╭─ GIVEN RECORDS
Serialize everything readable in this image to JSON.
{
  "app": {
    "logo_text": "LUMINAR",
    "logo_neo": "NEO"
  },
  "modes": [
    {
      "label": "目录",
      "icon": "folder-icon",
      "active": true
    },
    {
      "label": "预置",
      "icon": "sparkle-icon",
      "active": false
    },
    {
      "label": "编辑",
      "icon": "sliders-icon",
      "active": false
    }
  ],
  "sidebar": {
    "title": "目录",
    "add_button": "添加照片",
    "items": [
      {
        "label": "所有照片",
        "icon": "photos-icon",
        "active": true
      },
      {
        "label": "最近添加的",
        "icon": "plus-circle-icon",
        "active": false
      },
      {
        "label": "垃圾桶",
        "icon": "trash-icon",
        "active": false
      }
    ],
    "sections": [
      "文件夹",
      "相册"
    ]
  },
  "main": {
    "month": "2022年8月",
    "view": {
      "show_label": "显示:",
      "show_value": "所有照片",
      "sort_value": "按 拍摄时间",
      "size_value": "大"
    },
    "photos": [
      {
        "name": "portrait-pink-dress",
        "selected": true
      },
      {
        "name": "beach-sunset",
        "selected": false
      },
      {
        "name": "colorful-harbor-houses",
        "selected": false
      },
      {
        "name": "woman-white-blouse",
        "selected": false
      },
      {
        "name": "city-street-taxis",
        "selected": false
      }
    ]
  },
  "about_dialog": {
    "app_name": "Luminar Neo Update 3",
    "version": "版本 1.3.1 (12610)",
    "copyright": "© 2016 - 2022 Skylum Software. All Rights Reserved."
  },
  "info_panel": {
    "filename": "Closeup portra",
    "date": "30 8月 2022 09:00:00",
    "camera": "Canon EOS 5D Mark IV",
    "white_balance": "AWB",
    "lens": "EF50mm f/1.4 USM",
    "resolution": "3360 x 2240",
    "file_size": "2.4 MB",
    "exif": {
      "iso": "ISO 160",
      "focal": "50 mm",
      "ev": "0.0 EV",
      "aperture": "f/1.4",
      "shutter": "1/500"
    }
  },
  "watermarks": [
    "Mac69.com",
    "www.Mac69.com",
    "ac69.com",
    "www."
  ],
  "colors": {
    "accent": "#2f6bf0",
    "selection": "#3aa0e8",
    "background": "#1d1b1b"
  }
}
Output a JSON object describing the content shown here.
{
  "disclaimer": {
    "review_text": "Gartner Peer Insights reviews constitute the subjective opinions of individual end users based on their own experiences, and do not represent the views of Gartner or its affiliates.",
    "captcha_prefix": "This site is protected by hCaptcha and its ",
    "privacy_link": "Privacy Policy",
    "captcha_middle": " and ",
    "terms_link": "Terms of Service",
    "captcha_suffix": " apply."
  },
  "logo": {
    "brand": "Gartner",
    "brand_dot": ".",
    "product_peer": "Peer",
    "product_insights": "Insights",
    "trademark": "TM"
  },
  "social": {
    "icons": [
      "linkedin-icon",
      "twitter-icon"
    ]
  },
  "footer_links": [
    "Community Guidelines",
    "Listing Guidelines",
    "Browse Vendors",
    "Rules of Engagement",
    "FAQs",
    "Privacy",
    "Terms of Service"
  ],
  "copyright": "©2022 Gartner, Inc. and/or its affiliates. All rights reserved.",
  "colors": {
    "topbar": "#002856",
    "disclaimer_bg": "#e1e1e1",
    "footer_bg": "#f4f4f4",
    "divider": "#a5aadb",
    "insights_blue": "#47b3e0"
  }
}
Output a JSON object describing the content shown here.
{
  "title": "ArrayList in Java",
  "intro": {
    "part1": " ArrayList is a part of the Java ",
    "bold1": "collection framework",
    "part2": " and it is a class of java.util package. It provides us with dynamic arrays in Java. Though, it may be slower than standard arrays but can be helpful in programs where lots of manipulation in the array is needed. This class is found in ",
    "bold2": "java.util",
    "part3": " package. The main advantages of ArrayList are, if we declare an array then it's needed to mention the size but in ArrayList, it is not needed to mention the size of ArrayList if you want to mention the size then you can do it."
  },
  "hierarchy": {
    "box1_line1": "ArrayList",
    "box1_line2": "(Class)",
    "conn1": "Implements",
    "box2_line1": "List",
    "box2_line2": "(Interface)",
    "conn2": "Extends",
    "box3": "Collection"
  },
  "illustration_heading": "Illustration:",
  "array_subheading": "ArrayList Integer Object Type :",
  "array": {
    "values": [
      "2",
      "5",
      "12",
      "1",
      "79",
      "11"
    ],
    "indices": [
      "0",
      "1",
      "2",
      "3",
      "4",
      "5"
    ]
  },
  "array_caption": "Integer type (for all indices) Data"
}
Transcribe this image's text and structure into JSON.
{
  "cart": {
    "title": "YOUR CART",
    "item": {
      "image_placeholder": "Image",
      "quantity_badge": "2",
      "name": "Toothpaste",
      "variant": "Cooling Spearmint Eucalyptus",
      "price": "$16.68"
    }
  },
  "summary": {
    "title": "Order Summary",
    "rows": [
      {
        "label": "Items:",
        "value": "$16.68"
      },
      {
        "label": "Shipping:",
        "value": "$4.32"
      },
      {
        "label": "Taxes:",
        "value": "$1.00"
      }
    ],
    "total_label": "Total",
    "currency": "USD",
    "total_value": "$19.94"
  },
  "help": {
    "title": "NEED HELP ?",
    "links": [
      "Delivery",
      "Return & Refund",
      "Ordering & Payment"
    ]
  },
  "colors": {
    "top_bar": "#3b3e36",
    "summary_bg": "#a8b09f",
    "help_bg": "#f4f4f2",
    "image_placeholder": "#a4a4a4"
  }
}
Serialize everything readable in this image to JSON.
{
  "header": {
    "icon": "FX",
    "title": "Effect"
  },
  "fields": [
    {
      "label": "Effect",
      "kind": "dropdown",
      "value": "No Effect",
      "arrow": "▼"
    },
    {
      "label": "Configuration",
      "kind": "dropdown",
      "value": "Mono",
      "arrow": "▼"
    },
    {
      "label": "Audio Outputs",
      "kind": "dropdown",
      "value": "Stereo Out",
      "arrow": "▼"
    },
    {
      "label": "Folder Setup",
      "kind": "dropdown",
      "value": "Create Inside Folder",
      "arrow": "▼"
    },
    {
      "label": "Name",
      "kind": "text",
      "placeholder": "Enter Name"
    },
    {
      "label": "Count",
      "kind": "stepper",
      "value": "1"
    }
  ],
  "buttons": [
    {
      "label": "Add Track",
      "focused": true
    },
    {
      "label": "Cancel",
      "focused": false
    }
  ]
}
╰─
EXERCISE DIRECTIONS:
Reply with one number only: how many lines of the listing hold "title"?

OUTPUT OF THE EXERCISE:
6